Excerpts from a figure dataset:
Begin

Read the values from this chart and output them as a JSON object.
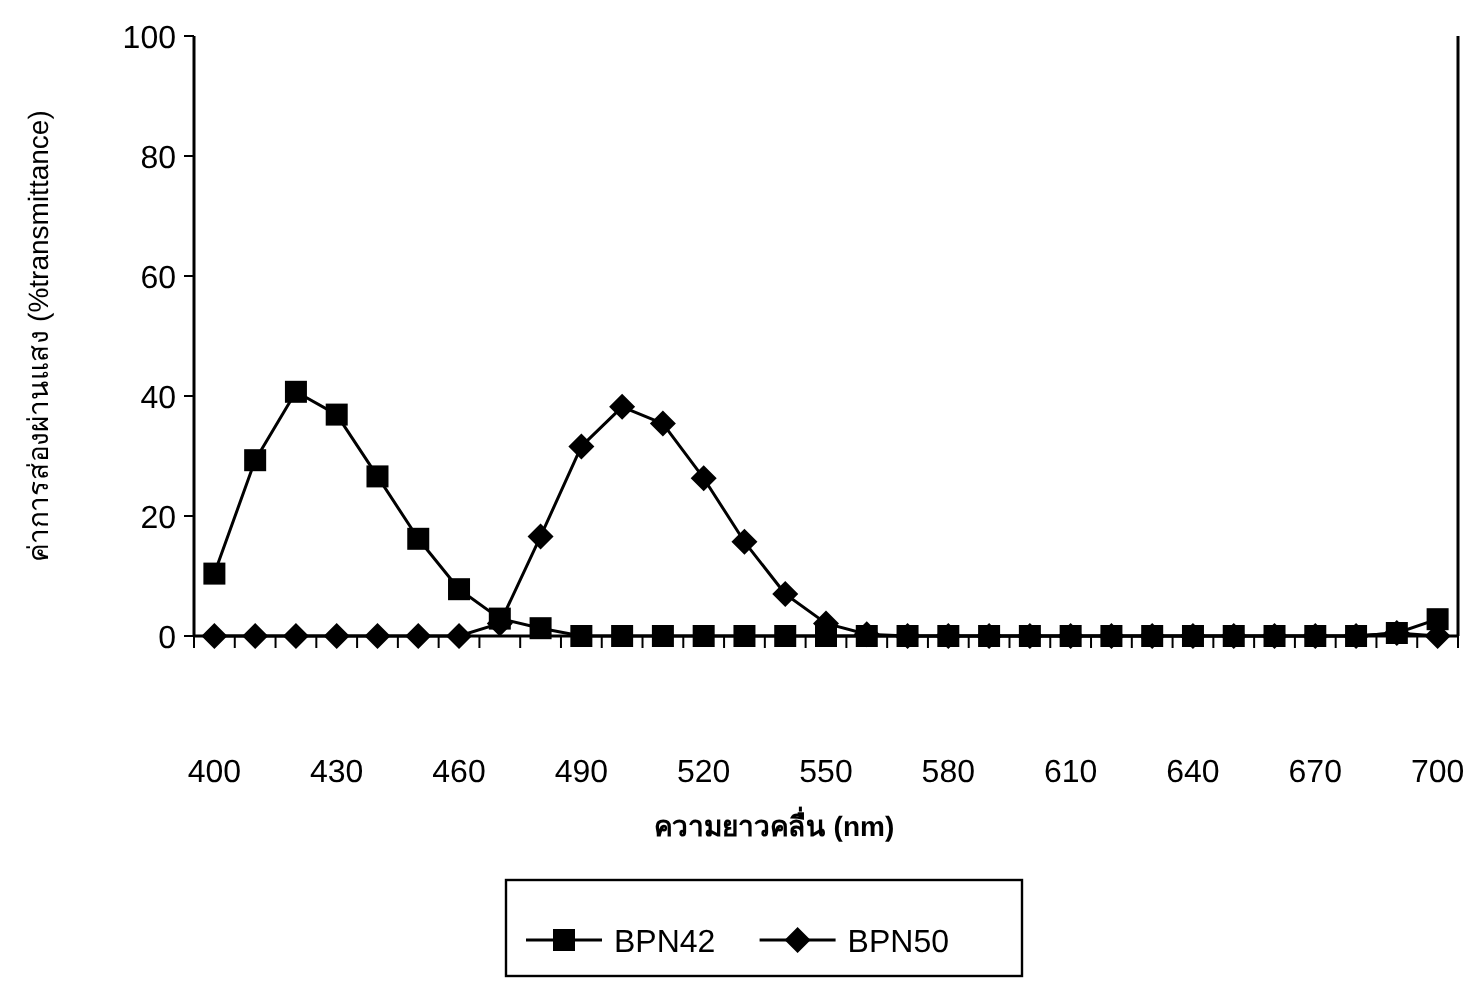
{
  "chart_data": {
    "type": "line",
    "xlabel": "ความยาวคลื่น (nm)",
    "ylabel": "ค่าการส่องผ่านแสง (%transmittance)",
    "categories": [
      "400",
      null,
      null,
      "430",
      null,
      null,
      "460",
      null,
      null,
      "490",
      null,
      null,
      "520",
      null,
      null,
      "550",
      null,
      null,
      "580",
      null,
      null,
      "610",
      null,
      null,
      "640",
      null,
      null,
      "670",
      null,
      null,
      "700"
    ],
    "ylim": [
      0,
      100
    ],
    "yticks": [
      0,
      20,
      40,
      60,
      80,
      100
    ],
    "grid": false,
    "legend": "bottom",
    "series": [
      {
        "name": "BPN42",
        "color": "#000000",
        "marker": "square",
        "values": [
          10.4,
          29.3,
          40.7,
          36.9,
          26.6,
          16.2,
          7.8,
          2.9,
          1.3,
          0,
          0,
          0,
          0,
          0,
          0,
          0,
          0,
          0,
          0,
          0,
          0,
          0,
          0,
          0,
          0,
          0,
          0,
          0,
          0,
          0.5,
          2.8
        ]
      },
      {
        "name": "BPN50",
        "color": "#000000",
        "marker": "diamond",
        "values": [
          0,
          0,
          0,
          0,
          0,
          0,
          0,
          2.1,
          16.6,
          31.6,
          38.2,
          35.4,
          26.3,
          15.7,
          7,
          2.1,
          0.3,
          0,
          0,
          0,
          0,
          0,
          0,
          0,
          0,
          0,
          0,
          0,
          0,
          0.5,
          0
        ]
      }
    ]
  }
}
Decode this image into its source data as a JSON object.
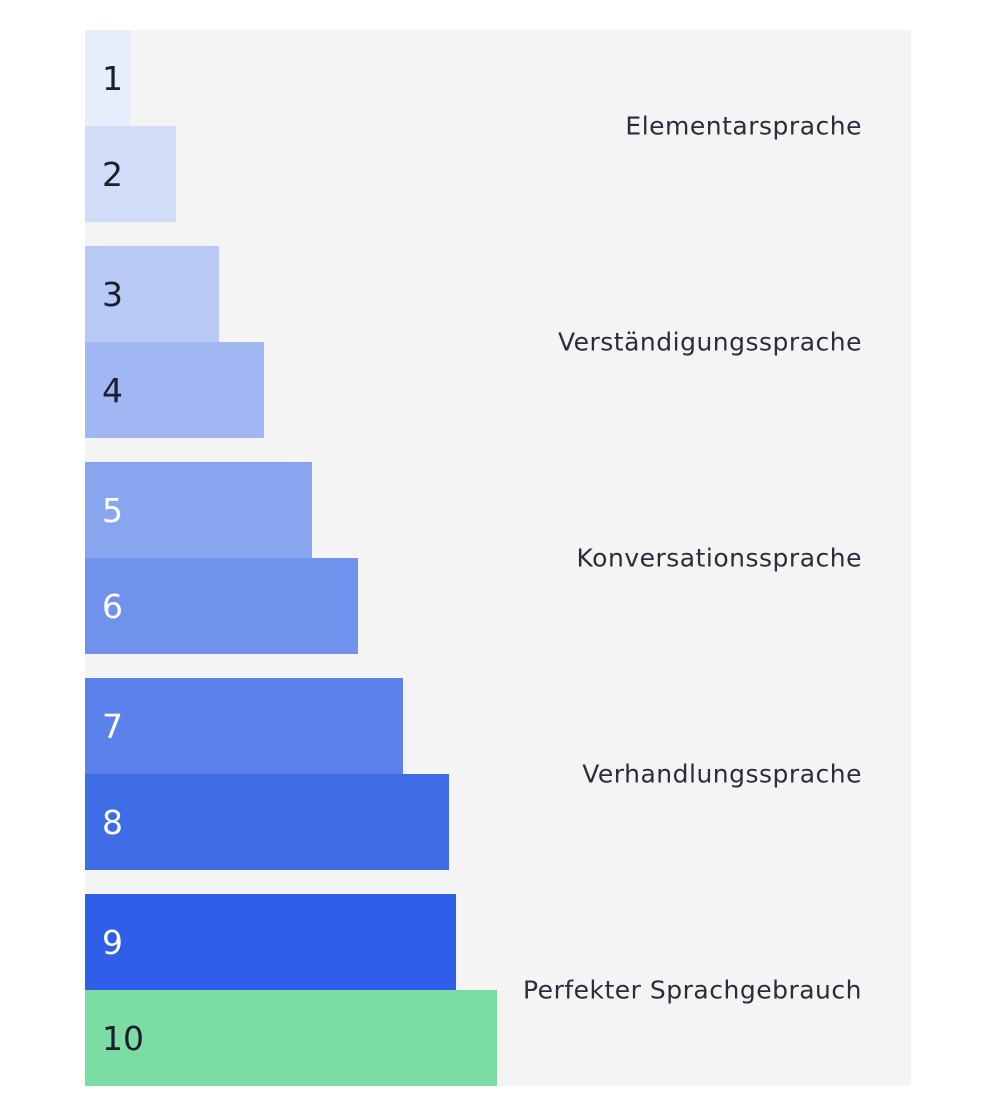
{
  "levels": [
    1,
    2,
    3,
    4,
    5,
    6,
    7,
    8,
    9,
    10
  ],
  "groups": [
    "Elementarsprache",
    "Verständigungssprache",
    "Konversationssprache",
    "Verhandlungssprache",
    "Perfekter Sprachgebrauch"
  ]
}
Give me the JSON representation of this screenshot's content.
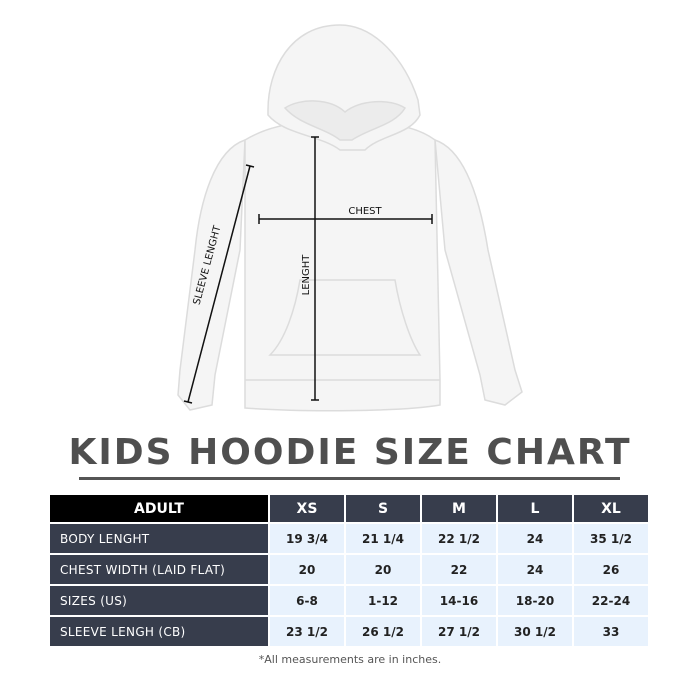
{
  "diagram": {
    "labels": {
      "chest": "CHEST",
      "length": "LENGHT",
      "sleeve": "SLEEVE LENGHT"
    },
    "garment_color": "#f4f4f4"
  },
  "title": "KIDS HOODIE SIZE CHART",
  "table": {
    "corner": "ADULT",
    "columns": [
      "XS",
      "S",
      "M",
      "L",
      "XL"
    ],
    "rows": [
      {
        "label": "BODY LENGHT",
        "values": [
          "19 3/4",
          "21 1/4",
          "22 1/2",
          "24",
          "35 1/2"
        ]
      },
      {
        "label": "CHEST WIDTH (LAID FLAT)",
        "values": [
          "20",
          "20",
          "22",
          "24",
          "26"
        ]
      },
      {
        "label": "SIZES (US)",
        "values": [
          "6-8",
          "1-12",
          "14-16",
          "18-20",
          "22-24"
        ]
      },
      {
        "label": "SLEEVE LENGH (CB)",
        "values": [
          "23 1/2",
          "26 1/2",
          "27 1/2",
          "30 1/2",
          "33"
        ]
      }
    ],
    "colors": {
      "header_dark": "#373d4c",
      "corner": "#000000",
      "cell": "#e8f2fd"
    }
  },
  "footnote": "*All measurements are in inches."
}
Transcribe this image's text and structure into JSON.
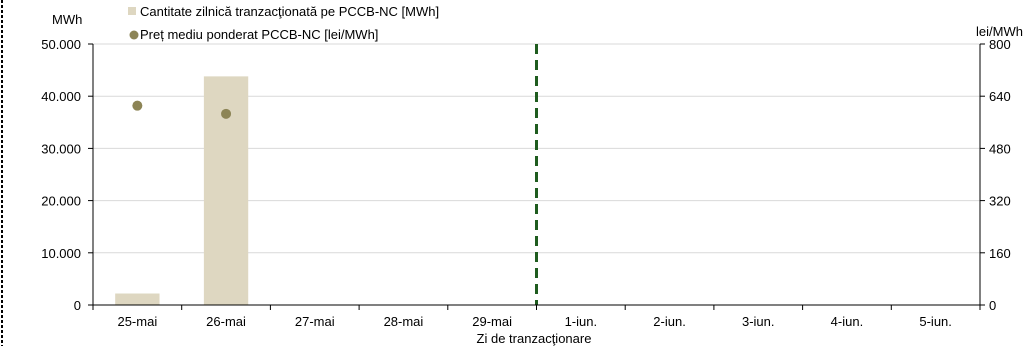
{
  "chart_data": {
    "type": "bar",
    "categories": [
      "25-mai",
      "26-mai",
      "27-mai",
      "28-mai",
      "29-mai",
      "1-iun.",
      "2-iun.",
      "3-iun.",
      "4-iun.",
      "5-iun."
    ],
    "series": [
      {
        "name": "Cantitate zilnică tranzacţionată pe PCCB-NC [MWh]",
        "kind": "bar",
        "axis": "left",
        "color": "#ded7c1",
        "values": [
          2200,
          43800,
          null,
          null,
          null,
          null,
          null,
          null,
          null,
          null
        ]
      },
      {
        "name": "Preț mediu ponderat PCCB-NC [lei/MWh]",
        "kind": "scatter",
        "axis": "right",
        "color": "#8c8455",
        "values": [
          611,
          586,
          null,
          null,
          null,
          null,
          null,
          null,
          null,
          null
        ]
      }
    ],
    "xlabel": "Zi de tranzacţionare",
    "ylabel": "MWh",
    "y2label": "lei/MWh",
    "ylim": [
      0,
      50000
    ],
    "y2lim": [
      0,
      800
    ],
    "yticks": [
      "0",
      "10.000",
      "20.000",
      "30.000",
      "40.000",
      "50.000"
    ],
    "y2ticks": [
      "0",
      "160",
      "320",
      "480",
      "640",
      "800"
    ],
    "divider_after_category": "29-mai",
    "divider_color": "#1f5c1f",
    "grid": true,
    "legend_position": "top-left"
  }
}
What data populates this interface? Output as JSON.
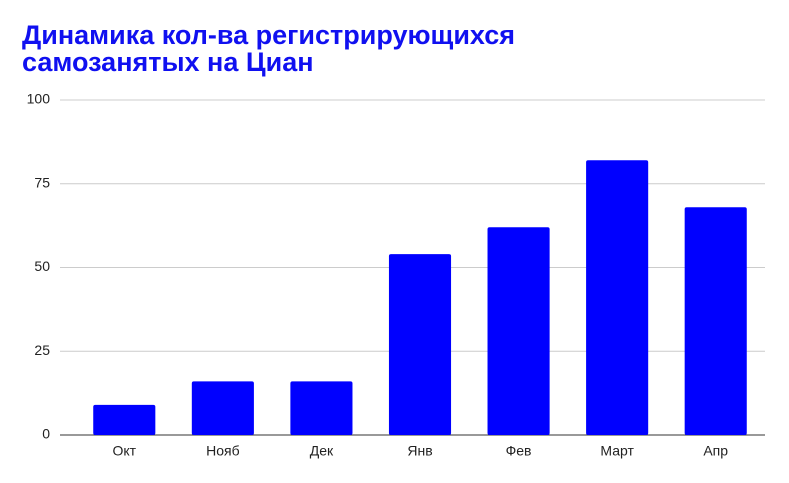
{
  "chart_data": {
    "type": "bar",
    "title": "Динамика кол-ва регистрирующихся самозанятых на Циан",
    "categories": [
      "Окт",
      "Нояб",
      "Дек",
      "Янв",
      "Фев",
      "Март",
      "Апр"
    ],
    "values": [
      9,
      16,
      16,
      54,
      62,
      82,
      68
    ],
    "color": "#0000ff",
    "ylim": [
      0,
      100
    ],
    "yticks": [
      0,
      25,
      50,
      75,
      100
    ],
    "grid": true
  }
}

End

OBJECTIVE: What is the number of lines in the records that contain the string "this"? Give only that number.

SOLVED EXERCISE: 5